TASK DETAILS — Write out every entry exactly as it stands.
-- START --
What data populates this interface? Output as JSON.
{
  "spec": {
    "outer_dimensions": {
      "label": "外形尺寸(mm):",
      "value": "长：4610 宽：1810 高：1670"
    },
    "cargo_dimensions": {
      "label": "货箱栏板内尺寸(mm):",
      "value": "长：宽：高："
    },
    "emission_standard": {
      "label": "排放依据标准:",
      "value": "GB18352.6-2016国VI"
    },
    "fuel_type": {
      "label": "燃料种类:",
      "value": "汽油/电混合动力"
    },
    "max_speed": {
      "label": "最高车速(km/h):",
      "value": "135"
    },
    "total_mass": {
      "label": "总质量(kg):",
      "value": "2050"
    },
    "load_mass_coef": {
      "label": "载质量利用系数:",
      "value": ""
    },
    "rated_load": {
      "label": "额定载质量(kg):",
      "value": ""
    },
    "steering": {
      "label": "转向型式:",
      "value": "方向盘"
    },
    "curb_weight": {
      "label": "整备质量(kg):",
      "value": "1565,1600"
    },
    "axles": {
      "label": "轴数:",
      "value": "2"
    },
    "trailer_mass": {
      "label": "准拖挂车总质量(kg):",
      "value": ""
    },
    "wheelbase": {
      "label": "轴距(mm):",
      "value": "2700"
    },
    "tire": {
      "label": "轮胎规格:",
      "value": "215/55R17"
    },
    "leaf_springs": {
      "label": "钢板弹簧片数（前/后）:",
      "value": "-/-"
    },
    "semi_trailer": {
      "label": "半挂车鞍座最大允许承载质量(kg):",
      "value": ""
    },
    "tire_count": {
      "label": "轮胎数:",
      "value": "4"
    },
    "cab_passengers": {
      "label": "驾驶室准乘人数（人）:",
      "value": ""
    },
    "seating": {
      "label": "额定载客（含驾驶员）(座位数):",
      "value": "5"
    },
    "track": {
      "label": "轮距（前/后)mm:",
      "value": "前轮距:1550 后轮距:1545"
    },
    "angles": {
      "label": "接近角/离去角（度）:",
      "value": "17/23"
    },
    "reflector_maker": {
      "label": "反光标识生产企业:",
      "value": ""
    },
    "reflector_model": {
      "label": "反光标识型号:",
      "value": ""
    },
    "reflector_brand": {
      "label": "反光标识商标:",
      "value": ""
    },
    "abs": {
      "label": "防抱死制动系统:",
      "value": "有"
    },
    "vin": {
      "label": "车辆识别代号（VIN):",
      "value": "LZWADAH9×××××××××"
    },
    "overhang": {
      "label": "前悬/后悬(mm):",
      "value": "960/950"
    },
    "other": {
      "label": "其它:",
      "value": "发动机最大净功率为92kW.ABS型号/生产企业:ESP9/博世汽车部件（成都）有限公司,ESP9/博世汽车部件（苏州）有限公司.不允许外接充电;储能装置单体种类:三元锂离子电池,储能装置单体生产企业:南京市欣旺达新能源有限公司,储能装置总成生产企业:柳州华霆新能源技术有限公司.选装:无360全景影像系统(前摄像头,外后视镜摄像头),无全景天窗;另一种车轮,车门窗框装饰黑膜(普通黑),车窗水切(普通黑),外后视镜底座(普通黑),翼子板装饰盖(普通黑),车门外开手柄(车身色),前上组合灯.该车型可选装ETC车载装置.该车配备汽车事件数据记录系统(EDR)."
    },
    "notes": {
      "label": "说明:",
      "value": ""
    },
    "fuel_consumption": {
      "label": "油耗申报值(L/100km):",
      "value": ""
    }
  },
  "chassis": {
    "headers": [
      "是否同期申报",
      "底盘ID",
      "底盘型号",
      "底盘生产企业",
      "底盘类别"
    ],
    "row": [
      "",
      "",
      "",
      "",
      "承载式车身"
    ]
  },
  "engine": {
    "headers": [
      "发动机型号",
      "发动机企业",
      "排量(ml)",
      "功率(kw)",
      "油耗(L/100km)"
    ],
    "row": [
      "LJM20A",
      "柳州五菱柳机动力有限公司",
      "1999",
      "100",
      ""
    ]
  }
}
-- END --
WORKED SOLUTION —
What data populates this interface? Output as JSON.
{
  "spec": {
    "outer_dimensions": {
      "label": "外形尺寸(mm):",
      "value": "长：4610 宽：1810 高：1670"
    },
    "cargo_dimensions": {
      "label": "货箱栏板内尺寸(mm):",
      "value": "长：宽：高："
    },
    "emission_standard": {
      "label": "排放依据标准:",
      "value": "GB18352.6-2016国VI"
    },
    "fuel_type": {
      "label": "燃料种类:",
      "value": "汽油/电混合动力"
    },
    "max_speed": {
      "label": "最高车速(km/h):",
      "value": "135"
    },
    "total_mass": {
      "label": "总质量(kg):",
      "value": "2050"
    },
    "load_mass_coef": {
      "label": "载质量利用系数:",
      "value": ""
    },
    "rated_load": {
      "label": "额定载质量(kg):",
      "value": ""
    },
    "steering": {
      "label": "转向型式:",
      "value": "方向盘"
    },
    "curb_weight": {
      "label": "整备质量(kg):",
      "value": "1565,1600"
    },
    "axles": {
      "label": "轴数:",
      "value": "2"
    },
    "trailer_mass": {
      "label": "准拖挂车总质量(kg):",
      "value": ""
    },
    "wheelbase": {
      "label": "轴距(mm):",
      "value": "2700"
    },
    "tire": {
      "label": "轮胎规格:",
      "value": "215/55R17"
    },
    "leaf_springs": {
      "label": "钢板弹簧片数（前/后）:",
      "value": "-/-"
    },
    "semi_trailer": {
      "label": "半挂车鞍座最大允许承载质量(kg):",
      "value": ""
    },
    "tire_count": {
      "label": "轮胎数:",
      "value": "4"
    },
    "cab_passengers": {
      "label": "驾驶室准乘人数（人）:",
      "value": ""
    },
    "seating": {
      "label": "额定载客（含驾驶员）(座位数):",
      "value": "5"
    },
    "track": {
      "label": "轮距（前/后)mm:",
      "value": "前轮距:1550 后轮距:1545"
    },
    "angles": {
      "label": "接近角/离去角（度）:",
      "value": "17/23"
    },
    "reflector_maker": {
      "label": "反光标识生产企业:",
      "value": ""
    },
    "reflector_model": {
      "label": "反光标识型号:",
      "value": ""
    },
    "reflector_brand": {
      "label": "反光标识商标:",
      "value": ""
    },
    "abs": {
      "label": "防抱死制动系统:",
      "value": "有"
    },
    "vin": {
      "label": "车辆识别代号（VIN):",
      "value": "LZWADAH9×××××××××"
    },
    "overhang": {
      "label": "前悬/后悬(mm):",
      "value": "960/950"
    },
    "other": {
      "label": "其它:",
      "value": "发动机最大净功率为92kW.ABS型号/生产企业:ESP9/博世汽车部件（成都）有限公司,ESP9/博世汽车部件（苏州）有限公司.不允许外接充电;储能装置单体种类:三元锂离子电池,储能装置单体生产企业:南京市欣旺达新能源有限公司,储能装置总成生产企业:柳州华霆新能源技术有限公司.选装:无360全景影像系统(前摄像头,外后视镜摄像头),无全景天窗;另一种车轮,车门窗框装饰黑膜(普通黑),车窗水切(普通黑),外后视镜底座(普通黑),翼子板装饰盖(普通黑),车门外开手柄(车身色),前上组合灯.该车型可选装ETC车载装置.该车配备汽车事件数据记录系统(EDR)."
    },
    "notes": {
      "label": "说明:",
      "value": ""
    },
    "fuel_consumption": {
      "label": "油耗申报值(L/100km):",
      "value": ""
    }
  },
  "chassis": {
    "headers": [
      "是否同期申报",
      "底盘ID",
      "底盘型号",
      "底盘生产企业",
      "底盘类别"
    ],
    "row": [
      "",
      "",
      "",
      "",
      "承载式车身"
    ]
  },
  "engine": {
    "headers": [
      "发动机型号",
      "发动机企业",
      "排量(ml)",
      "功率(kw)",
      "油耗(L/100km)"
    ],
    "row": [
      "LJM20A",
      "柳州五菱柳机动力有限公司",
      "1999",
      "100",
      ""
    ]
  }
}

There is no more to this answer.